:: EXERCISE 1 ::
Answer these from the Oral Questions excerpt on citizenship and immigration, one line each:
(a) Which riding is listed for Sadia Groguhé?
(b) According to Jason Kenney, how many special ceremonies are held each year?
(c) Who does Sadia Groguhé say worked with a television network to organize the broadcast?
:: EXERCISE 2 ::
In the Oral Questions excerpt on citizenship and immigration, list every action Sadia Groguhé accuses the minister or his communications team of taking.

:: PASSAGE PROVIDED ::
Citizenship and ImmigrationOral Questions

2:35 p.m.

Calgary Southeast Alberta

Conservative

Jason Kenney ConservativeMinister of Citizenship

I did no such thing, Mr. Speaker. The member should apologize for the tone of that outrageous question. The reality is that every year we have dozens of special ceremonies, some of which are televised. In this instance, officials reaffirmed their citizenship, which, by the way, they do all the time at ceremonies. The fact of the matter is that the documents that have been released today demonstrate that neither I nor my office were aware of the fact that most of the people participating in that particular ceremony were officials.

In any event, we are strengthening the value of Canadian citizenship and we are proud of our record in that respect.

Citizenship and ImmigrationOral Questions

2:35 p.m.

NDP

Sadia Groguhé NDP Saint-Lambert, QC

Mr. Speaker, citizenship ceremonies are a key part of the process to become a new Canadian citizen. They should not be a partisan tool. Yet the minister did not hesitate to use them as a vulgar backdrop for political purposes.

Together with a television network, the minister's communications team organized the broadcast of a ceremony featuring departmental employees. Then they tried to bury the story.

When will the minister formally apologize for his role in this matter?

Citizenship and ImmigrationOral Questions

2:35 p.m.

:: RECORDS SUPPLIED ::

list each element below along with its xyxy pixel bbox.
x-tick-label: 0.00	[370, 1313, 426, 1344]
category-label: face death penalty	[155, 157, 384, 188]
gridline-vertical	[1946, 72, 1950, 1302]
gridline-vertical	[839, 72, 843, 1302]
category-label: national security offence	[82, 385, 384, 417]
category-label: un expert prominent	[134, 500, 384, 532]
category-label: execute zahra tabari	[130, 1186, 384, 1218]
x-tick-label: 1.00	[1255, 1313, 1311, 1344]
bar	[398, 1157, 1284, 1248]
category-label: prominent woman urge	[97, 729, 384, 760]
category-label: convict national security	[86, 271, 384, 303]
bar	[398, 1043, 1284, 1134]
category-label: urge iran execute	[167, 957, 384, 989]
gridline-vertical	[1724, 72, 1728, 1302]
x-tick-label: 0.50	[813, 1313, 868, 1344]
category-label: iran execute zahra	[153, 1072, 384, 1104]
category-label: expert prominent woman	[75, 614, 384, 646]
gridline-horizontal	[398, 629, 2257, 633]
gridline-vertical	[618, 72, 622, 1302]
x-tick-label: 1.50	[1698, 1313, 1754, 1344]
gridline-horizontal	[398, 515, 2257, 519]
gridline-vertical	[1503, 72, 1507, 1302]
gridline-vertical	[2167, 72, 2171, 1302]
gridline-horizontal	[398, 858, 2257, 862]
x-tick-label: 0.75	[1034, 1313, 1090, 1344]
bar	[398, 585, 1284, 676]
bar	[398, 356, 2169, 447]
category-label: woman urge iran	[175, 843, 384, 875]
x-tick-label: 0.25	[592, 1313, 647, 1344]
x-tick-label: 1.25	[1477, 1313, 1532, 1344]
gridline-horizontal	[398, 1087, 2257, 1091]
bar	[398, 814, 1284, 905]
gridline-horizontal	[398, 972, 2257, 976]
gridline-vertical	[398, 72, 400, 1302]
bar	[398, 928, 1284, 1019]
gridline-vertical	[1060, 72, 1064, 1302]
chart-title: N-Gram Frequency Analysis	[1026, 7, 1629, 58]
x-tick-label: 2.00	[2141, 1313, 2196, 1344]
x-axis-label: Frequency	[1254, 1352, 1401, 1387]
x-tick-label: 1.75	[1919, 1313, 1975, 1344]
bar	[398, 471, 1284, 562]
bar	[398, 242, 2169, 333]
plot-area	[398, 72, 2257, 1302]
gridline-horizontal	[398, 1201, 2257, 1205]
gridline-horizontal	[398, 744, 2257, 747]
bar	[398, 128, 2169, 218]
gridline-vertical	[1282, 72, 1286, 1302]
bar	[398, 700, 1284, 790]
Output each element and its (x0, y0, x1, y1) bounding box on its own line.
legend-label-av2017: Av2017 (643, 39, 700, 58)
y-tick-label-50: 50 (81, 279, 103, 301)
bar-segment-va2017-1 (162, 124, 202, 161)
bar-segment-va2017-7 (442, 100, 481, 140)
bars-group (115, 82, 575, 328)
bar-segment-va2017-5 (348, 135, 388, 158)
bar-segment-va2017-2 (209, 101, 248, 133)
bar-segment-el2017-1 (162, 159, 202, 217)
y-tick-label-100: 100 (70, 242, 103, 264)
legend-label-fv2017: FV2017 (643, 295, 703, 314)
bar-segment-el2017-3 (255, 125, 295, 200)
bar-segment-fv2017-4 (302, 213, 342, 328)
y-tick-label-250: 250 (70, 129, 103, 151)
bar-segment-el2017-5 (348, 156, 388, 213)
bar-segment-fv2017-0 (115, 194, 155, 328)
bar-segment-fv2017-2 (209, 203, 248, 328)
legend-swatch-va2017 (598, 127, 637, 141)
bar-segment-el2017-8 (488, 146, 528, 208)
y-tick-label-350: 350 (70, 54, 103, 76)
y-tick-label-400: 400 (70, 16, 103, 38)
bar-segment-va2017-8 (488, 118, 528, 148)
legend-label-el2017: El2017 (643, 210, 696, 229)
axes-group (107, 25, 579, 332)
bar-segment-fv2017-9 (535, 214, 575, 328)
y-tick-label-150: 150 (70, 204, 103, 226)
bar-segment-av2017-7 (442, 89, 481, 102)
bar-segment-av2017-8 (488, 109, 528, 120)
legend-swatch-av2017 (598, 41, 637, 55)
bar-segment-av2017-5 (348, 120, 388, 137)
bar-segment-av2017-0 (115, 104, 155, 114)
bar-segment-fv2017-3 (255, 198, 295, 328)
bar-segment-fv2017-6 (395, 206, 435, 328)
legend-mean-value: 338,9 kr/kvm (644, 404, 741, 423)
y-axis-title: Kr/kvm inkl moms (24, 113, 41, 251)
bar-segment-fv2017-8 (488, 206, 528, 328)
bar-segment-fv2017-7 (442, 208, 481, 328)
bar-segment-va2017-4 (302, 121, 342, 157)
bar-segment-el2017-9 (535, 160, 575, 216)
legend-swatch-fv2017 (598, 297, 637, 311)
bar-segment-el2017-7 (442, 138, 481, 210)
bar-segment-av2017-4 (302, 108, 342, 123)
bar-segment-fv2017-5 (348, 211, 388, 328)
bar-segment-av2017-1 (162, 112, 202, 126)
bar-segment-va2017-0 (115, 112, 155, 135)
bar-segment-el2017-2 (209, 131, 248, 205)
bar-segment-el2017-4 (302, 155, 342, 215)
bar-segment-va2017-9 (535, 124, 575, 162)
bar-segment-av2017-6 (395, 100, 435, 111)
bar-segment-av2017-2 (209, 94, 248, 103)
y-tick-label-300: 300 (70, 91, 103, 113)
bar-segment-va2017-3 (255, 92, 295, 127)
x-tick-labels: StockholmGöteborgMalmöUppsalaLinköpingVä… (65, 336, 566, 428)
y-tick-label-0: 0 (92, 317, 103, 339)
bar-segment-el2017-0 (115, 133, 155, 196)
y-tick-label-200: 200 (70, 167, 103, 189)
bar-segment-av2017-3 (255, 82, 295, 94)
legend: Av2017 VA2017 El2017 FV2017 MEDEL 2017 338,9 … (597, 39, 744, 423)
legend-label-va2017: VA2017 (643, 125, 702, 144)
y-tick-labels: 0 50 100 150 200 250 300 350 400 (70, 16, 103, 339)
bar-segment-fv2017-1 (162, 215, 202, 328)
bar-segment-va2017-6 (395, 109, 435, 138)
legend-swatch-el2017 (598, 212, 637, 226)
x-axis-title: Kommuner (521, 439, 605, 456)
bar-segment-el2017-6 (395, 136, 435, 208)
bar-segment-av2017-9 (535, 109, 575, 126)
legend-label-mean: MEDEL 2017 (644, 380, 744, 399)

:: PROBLEM SOLUTION 1 ::
(a) Saint-Lambert, QC
(b) Dozens, some of which are televised
(c) The minister's communications team

:: PROBLEM SOLUTION 2 ::
- Using citizenship ceremonies as a vulgar backdrop for political purposes
- Organizing, together with a television network, the broadcast of a ceremony featuring departmental employees
- Trying to bury the story